• **Short problem**:
The entries below should be quoted exactly, with no pictures carried over.
═══ Material to process
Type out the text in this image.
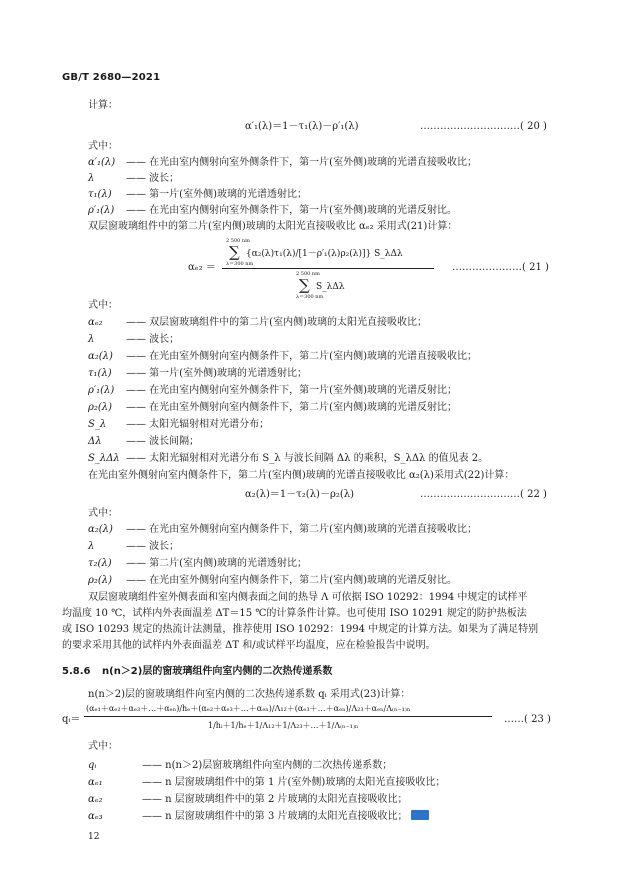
GB/T 2680—2021
计算：
α′₁(λ)＝1－τ₁(λ)－ρ′₁(λ)	…………………………( 20 )
式中：
α′₁(λ) —— 在光由室内侧射向室外侧条件下，第一片(室外侧)玻璃的光谱直接吸收比；
λ	—— 波长；
τ₁(λ) —— 第一片(室外侧)玻璃的光谱透射比；
ρ′₁(λ) —— 在光由室内侧射向室外侧条件下，第一片(室外侧)玻璃的光谱反射比。
双层窗玻璃组件中的第二片(室内侧)玻璃的太阳光直接吸收比 αₑ₂ 采用式(21)计算：
αₑ₂ ＝
2 500 nm
∑
λ＝300 nm
{α₂(λ)τ₁(λ)/[1－ρ′₁(λ)ρ₂(λ)]} S_λΔλ
2 500 nm
∑
λ＝300 nm
S_λΔλ
…………………( 21 )
式中：
αₑ₂ —— 双层窗玻璃组件中的第二片(室内侧)玻璃的太阳光直接吸收比；
λ	—— 波长；
α₂(λ) —— 在光由室外侧射向室内侧条件下，第二片(室内侧)玻璃的光谱直接吸收比；
τ₁(λ) —— 第一片(室外侧)玻璃的光谱透射比；
ρ′₁(λ) —— 在光由室内侧射向室外侧条件下，第一片(室外侧)玻璃的光谱反射比；
ρ₂(λ) —— 在光由室外侧射向室内侧条件下，第二片(室内侧)玻璃的光谱反射比；
S_λ —— 太阳光辐射相对光谱分布；
Δλ —— 波长间隔；
S_λΔλ —— 太阳光辐射相对光谱分布 S_λ 与波长间隔 Δλ 的乘积，S_λΔλ 的值见表 2。
在光由室外侧射向室内侧条件下，第二片(室内侧)玻璃的光谱直接吸收比 α₂(λ)采用式(22)计算：
α₂(λ)＝1－τ₂(λ)－ρ₂(λ)	…………………………( 22 )
式中：
α₂(λ) —— 在光由室外侧射向室内侧条件下，第二片(室内侧)玻璃的光谱直接吸收比；
λ	—— 波长；
τ₂(λ) —— 第二片(室内侧)玻璃的光谱透射比；
ρ₂(λ) —— 在光由室外侧射向室内侧条件下，第二片(室内侧)玻璃的光谱反射比。
双层窗玻璃组件室外侧表面和室内侧表面之间的热导 Λ 可依据 ISO 10292：1994 中规定的试样平
均温度 10 ℃，试样内外表面温差 ΔT＝15 ℃的计算条件计算。也可使用 ISO 10291 规定的防护热板法
或 ISO 10293 规定的热流计法测量，推荐使用 ISO 10292：1994 中规定的计算方法。如果为了满足特别
的要求采用其他的试样内外表面温差 ΔT 和/或试样平均温度，应在检验报告中说明。
5.8.6 n(n＞2)层的窗玻璃组件向室内侧的二次热传递系数
n(n＞2)层的窗玻璃组件向室内侧的二次热传递系数 qᵢ 采用式(23)计算：
qᵢ＝
(αₑ₁＋αₑ₂＋αₑ₃＋…＋αₑₙ)/hₑ＋(αₑ₂＋αₑ₃＋…＋αₑₙ)/Λ₁₂＋(αₑ₃＋…＋αₑₙ)/Λ₂₃＋αₑₙ/Λ₍ₙ₋₁₎ₙ
1/hᵢ＋1/hₑ＋1/Λ₁₂＋1/Λ₂₃＋…＋1/Λ₍ₙ₋₁₎ₙ
……( 23 )
式中：
qᵢ	—— n(n＞2)层窗玻璃组件向室内侧的二次热传递系数；
αₑ₁	—— n 层窗玻璃组件中的第 1 片(室外侧)玻璃的太阳光直接吸收比；
αₑ₂	—— n 层窗玻璃组件中的第 2 片玻璃的太阳光直接吸收比；
αₑ₃	—— n 层窗玻璃组件中的第 3 片玻璃的太阳光直接吸收比；
12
══════
• **Task output**:
Type out the text in this image.
GB/T 2680—2021
计算：
α′₁(λ)＝1－τ₁(λ)－ρ′₁(λ)	…………………………( 20 )
式中：
α′₁(λ) —— 在光由室内侧射向室外侧条件下，第一片(室外侧)玻璃的光谱直接吸收比；
λ	—— 波长；
τ₁(λ) —— 第一片(室外侧)玻璃的光谱透射比；
ρ′₁(λ) —— 在光由室内侧射向室外侧条件下，第一片(室外侧)玻璃的光谱反射比。
双层窗玻璃组件中的第二片(室内侧)玻璃的太阳光直接吸收比 αₑ₂ 采用式(21)计算：
αₑ₂ ＝
2 500 nm
∑
λ＝300 nm
{α₂(λ)τ₁(λ)/[1－ρ′₁(λ)ρ₂(λ)]} S_λΔλ
2 500 nm
∑
λ＝300 nm
S_λΔλ
…………………( 21 )
式中：
αₑ₂ —— 双层窗玻璃组件中的第二片(室内侧)玻璃的太阳光直接吸收比；
λ	—— 波长；
α₂(λ) —— 在光由室外侧射向室内侧条件下，第二片(室内侧)玻璃的光谱直接吸收比；
τ₁(λ) —— 第一片(室外侧)玻璃的光谱透射比；
ρ′₁(λ) —— 在光由室内侧射向室外侧条件下，第一片(室外侧)玻璃的光谱反射比；
ρ₂(λ) —— 在光由室外侧射向室内侧条件下，第二片(室内侧)玻璃的光谱反射比；
S_λ —— 太阳光辐射相对光谱分布；
Δλ —— 波长间隔；
S_λΔλ —— 太阳光辐射相对光谱分布 S_λ 与波长间隔 Δλ 的乘积，S_λΔλ 的值见表 2。
在光由室外侧射向室内侧条件下，第二片(室内侧)玻璃的光谱直接吸收比 α₂(λ)采用式(22)计算：
α₂(λ)＝1－τ₂(λ)－ρ₂(λ)	…………………………( 22 )
式中：
α₂(λ) —— 在光由室外侧射向室内侧条件下，第二片(室内侧)玻璃的光谱直接吸收比；
λ	—— 波长；
τ₂(λ) —— 第二片(室内侧)玻璃的光谱透射比；
ρ₂(λ) —— 在光由室外侧射向室内侧条件下，第二片(室内侧)玻璃的光谱反射比。
双层窗玻璃组件室外侧表面和室内侧表面之间的热导 Λ 可依据 ISO 10292：1994 中规定的试样平
均温度 10 ℃，试样内外表面温差 ΔT＝15 ℃的计算条件计算。也可使用 ISO 10291 规定的防护热板法
或 ISO 10293 规定的热流计法测量，推荐使用 ISO 10292：1994 中规定的计算方法。如果为了满足特别
的要求采用其他的试样内外表面温差 ΔT 和/或试样平均温度，应在检验报告中说明。
5.8.6 n(n＞2)层的窗玻璃组件向室内侧的二次热传递系数
n(n＞2)层的窗玻璃组件向室内侧的二次热传递系数 qᵢ 采用式(23)计算：
qᵢ＝
(αₑ₁＋αₑ₂＋αₑ₃＋…＋αₑₙ)/hₑ＋(αₑ₂＋αₑ₃＋…＋αₑₙ)/Λ₁₂＋(αₑ₃＋…＋αₑₙ)/Λ₂₃＋αₑₙ/Λ₍ₙ₋₁₎ₙ
1/hᵢ＋1/hₑ＋1/Λ₁₂＋1/Λ₂₃＋…＋1/Λ₍ₙ₋₁₎ₙ
……( 23 )
式中：
qᵢ	—— n(n＞2)层窗玻璃组件向室内侧的二次热传递系数；
αₑ₁	—— n 层窗玻璃组件中的第 1 片(室外侧)玻璃的太阳光直接吸收比；
αₑ₂	—— n 层窗玻璃组件中的第 2 片玻璃的太阳光直接吸收比；
αₑ₃	—— n 层窗玻璃组件中的第 3 片玻璃的太阳光直接吸收比；
12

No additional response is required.